• [Task details]
From the material below, list every line containing "szóló".

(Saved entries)
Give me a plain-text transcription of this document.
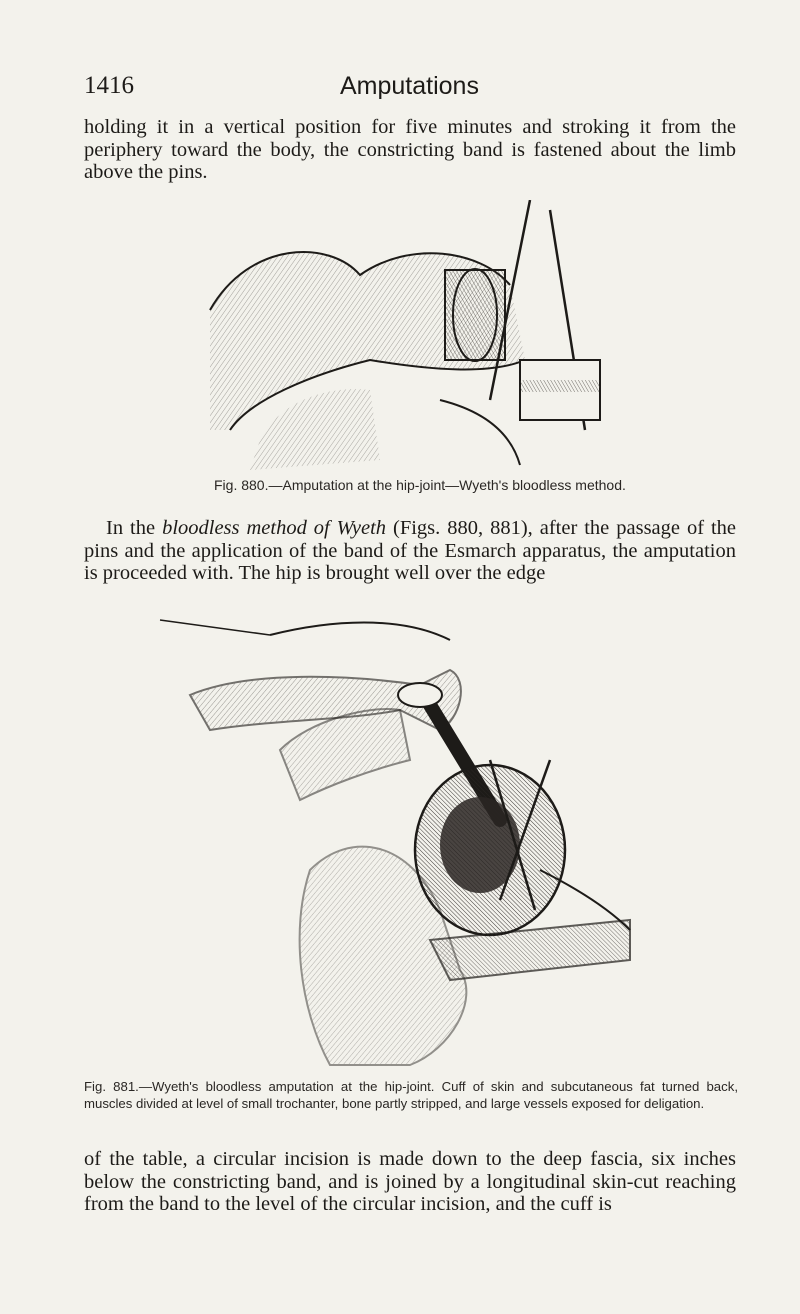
1416	Amputations

holding it in a vertical position for five minutes and stroking it from the periphery toward the body, the constricting band is fastened about the limb above the pins.

Fig. 880.—Amputation at the hip-joint—Wyeth's bloodless method.

In the bloodless method of Wyeth (Figs. 880, 881), after the passage of the pins and the application of the band of the Esmarch apparatus, the amputation is proceeded with. The hip is brought well over the edge

Fig. 881.—Wyeth's bloodless amputation at the hip-joint. Cuff of skin and subcutaneous fat turned back, muscles divided at level of small trochanter, bone partly stripped, and large vessels exposed for deligation.

of the table, a circular incision is made down to the deep fascia, six inches below the constricting band, and is joined by a longitudinal skin-cut reaching from the band to the level of the circular incision, and the cuff is
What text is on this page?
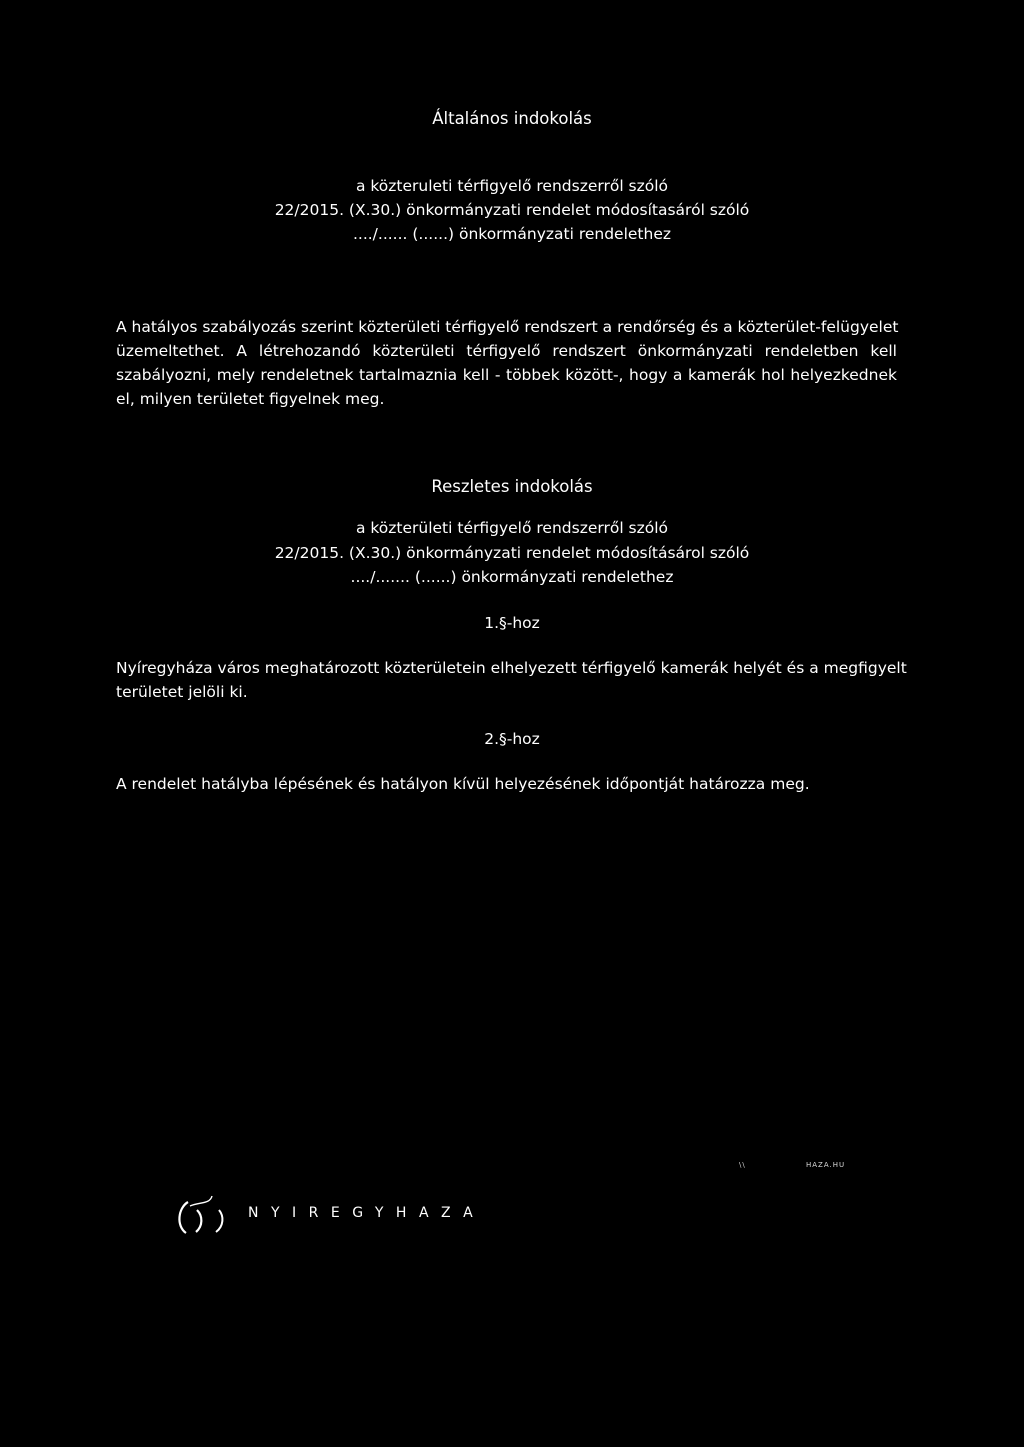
Általános indokolás
a közteruleti térfigyelő rendszerről szóló
22/2015. (X.30.) önkormányzati rendelet módosítasáról szóló
..../...... (......) önkormányzati rendelethez
A hatályos szabályozás szerint közterületi térfigyelő rendszert a rendőrség és a közterület-felügyelet
üzemeltethet. A létrehozandó közterületi térfigyelő rendszert önkormányzati rendeletben kell
szabályozni, mely rendeletnek tartalmaznia kell - többek között-, hogy a kamerák hol helyezkednek
el, milyen területet figyelnek meg.
Reszletes indokolás
a közterületi térfigyelő rendszerről szóló
22/2015. (X.30.) önkormányzati rendelet módosításárol szóló
..../....... (......) önkormányzati rendelethez
1.§-hoz
Nyíregyháza város meghatározott közterületein elhelyezett térfigyelő kamerák helyét és a megfigyelt
területet jelöli ki.
2.§-hoz
A rendelet hatályba lépésének és hatályon kívül helyezésének időpontját határozza meg.
\\	HAZA.HU
NYIREGYHAZA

• [Finished answer]
a közteruleti térfigyelő rendszerről szóló
22/2015. (X.30.) önkormányzati rendelet módosítasáról szóló
a közterületi térfigyelő rendszerről szóló
22/2015. (X.30.) önkormányzati rendelet módosításárol szóló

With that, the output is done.